[Start Stored rows]

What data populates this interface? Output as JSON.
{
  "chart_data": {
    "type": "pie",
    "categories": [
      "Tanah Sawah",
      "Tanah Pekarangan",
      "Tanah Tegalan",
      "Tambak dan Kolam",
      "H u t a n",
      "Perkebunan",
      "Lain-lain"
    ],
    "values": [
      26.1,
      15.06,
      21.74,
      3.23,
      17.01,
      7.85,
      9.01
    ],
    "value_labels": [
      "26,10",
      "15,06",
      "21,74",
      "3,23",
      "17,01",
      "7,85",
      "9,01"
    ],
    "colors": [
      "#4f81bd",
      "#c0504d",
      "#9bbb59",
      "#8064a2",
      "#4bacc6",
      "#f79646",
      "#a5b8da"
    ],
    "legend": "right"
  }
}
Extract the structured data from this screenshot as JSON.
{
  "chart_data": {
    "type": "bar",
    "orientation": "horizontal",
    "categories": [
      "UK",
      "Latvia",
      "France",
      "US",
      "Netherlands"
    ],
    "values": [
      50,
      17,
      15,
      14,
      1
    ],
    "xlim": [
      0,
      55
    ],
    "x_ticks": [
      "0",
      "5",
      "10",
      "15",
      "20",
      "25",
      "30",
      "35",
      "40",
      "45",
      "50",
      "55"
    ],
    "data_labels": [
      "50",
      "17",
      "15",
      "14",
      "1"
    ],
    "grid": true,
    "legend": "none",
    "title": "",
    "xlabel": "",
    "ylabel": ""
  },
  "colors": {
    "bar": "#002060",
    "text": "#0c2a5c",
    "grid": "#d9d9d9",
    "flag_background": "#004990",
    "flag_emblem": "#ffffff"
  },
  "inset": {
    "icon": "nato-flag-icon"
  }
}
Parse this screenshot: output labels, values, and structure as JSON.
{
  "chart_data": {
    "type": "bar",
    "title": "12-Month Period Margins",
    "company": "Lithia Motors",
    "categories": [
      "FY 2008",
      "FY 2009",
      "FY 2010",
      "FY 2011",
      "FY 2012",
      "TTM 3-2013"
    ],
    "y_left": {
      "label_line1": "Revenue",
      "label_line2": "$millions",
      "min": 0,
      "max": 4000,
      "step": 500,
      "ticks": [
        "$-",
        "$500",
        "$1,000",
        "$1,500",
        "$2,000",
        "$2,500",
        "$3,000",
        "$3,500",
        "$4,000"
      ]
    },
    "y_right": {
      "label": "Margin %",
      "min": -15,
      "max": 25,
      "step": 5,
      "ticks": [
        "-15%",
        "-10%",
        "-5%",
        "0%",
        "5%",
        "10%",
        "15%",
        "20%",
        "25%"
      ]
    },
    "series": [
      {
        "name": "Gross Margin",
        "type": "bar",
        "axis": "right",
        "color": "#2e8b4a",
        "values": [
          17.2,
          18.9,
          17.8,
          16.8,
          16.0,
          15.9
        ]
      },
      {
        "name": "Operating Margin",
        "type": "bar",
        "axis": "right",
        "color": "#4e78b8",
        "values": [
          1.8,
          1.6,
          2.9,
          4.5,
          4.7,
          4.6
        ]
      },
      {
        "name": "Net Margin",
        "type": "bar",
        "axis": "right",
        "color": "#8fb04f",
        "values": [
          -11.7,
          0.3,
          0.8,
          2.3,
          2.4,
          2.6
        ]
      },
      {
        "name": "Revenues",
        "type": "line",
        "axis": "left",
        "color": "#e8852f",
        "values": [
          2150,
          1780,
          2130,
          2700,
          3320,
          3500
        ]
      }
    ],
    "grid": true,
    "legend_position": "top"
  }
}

[End Stored rows]

Task:
Set down the entries verbatim, leaving none out.

Exercise response:
What data populates this interface? Output as JSON.
{
  "chart_data": {
    "type": "pie",
    "categories": [
      "Tanah Sawah",
      "Tanah Pekarangan",
      "Tanah Tegalan",
      "Tambak dan Kolam",
      "H u t a n",
      "Perkebunan",
      "Lain-lain"
    ],
    "values": [
      26.1,
      15.06,
      21.74,
      3.23,
      17.01,
      7.85,
      9.01
    ],
    "value_labels": [
      "26,10",
      "15,06",
      "21,74",
      "3,23",
      "17,01",
      "7,85",
      "9,01"
    ],
    "colors": [
      "#4f81bd",
      "#c0504d",
      "#9bbb59",
      "#8064a2",
      "#4bacc6",
      "#f79646",
      "#a5b8da"
    ],
    "legend": "right"
  }
}
Extract the structured data from this screenshot as JSON.
{
  "chart_data": {
    "type": "bar",
    "orientation": "horizontal",
    "categories": [
      "UK",
      "Latvia",
      "France",
      "US",
      "Netherlands"
    ],
    "values": [
      50,
      17,
      15,
      14,
      1
    ],
    "xlim": [
      0,
      55
    ],
    "x_ticks": [
      "0",
      "5",
      "10",
      "15",
      "20",
      "25",
      "30",
      "35",
      "40",
      "45",
      "50",
      "55"
    ],
    "data_labels": [
      "50",
      "17",
      "15",
      "14",
      "1"
    ],
    "grid": true,
    "legend": "none",
    "title": "",
    "xlabel": "",
    "ylabel": ""
  },
  "colors": {
    "bar": "#002060",
    "text": "#0c2a5c",
    "grid": "#d9d9d9",
    "flag_background": "#004990",
    "flag_emblem": "#ffffff"
  },
  "inset": {
    "icon": "nato-flag-icon"
  }
}
Parse this screenshot: output labels, values, and structure as JSON.
{
  "chart_data": {
    "type": "bar",
    "title": "12-Month Period Margins",
    "company": "Lithia Motors",
    "categories": [
      "FY 2008",
      "FY 2009",
      "FY 2010",
      "FY 2011",
      "FY 2012",
      "TTM 3-2013"
    ],
    "y_left": {
      "label_line1": "Revenue",
      "label_line2": "$millions",
      "min": 0,
      "max": 4000,
      "step": 500,
      "ticks": [
        "$-",
        "$500",
        "$1,000",
        "$1,500",
        "$2,000",
        "$2,500",
        "$3,000",
        "$3,500",
        "$4,000"
      ]
    },
    "y_right": {
      "label": "Margin %",
      "min": -15,
      "max": 25,
      "step": 5,
      "ticks": [
        "-15%",
        "-10%",
        "-5%",
        "0%",
        "5%",
        "10%",
        "15%",
        "20%",
        "25%"
      ]
    },
    "series": [
      {
        "name": "Gross Margin",
        "type": "bar",
        "axis": "right",
        "color": "#2e8b4a",
        "values": [
          17.2,
          18.9,
          17.8,
          16.8,
          16.0,
          15.9
        ]
      },
      {
        "name": "Operating Margin",
        "type": "bar",
        "axis": "right",
        "color": "#4e78b8",
        "values": [
          1.8,
          1.6,
          2.9,
          4.5,
          4.7,
          4.6
        ]
      },
      {
        "name": "Net Margin",
        "type": "bar",
        "axis": "right",
        "color": "#8fb04f",
        "values": [
          -11.7,
          0.3,
          0.8,
          2.3,
          2.4,
          2.6
        ]
      },
      {
        "name": "Revenues",
        "type": "line",
        "axis": "left",
        "color": "#e8852f",
        "values": [
          2150,
          1780,
          2130,
          2700,
          3320,
          3500
        ]
      }
    ],
    "grid": true,
    "legend_position": "top"
  }
}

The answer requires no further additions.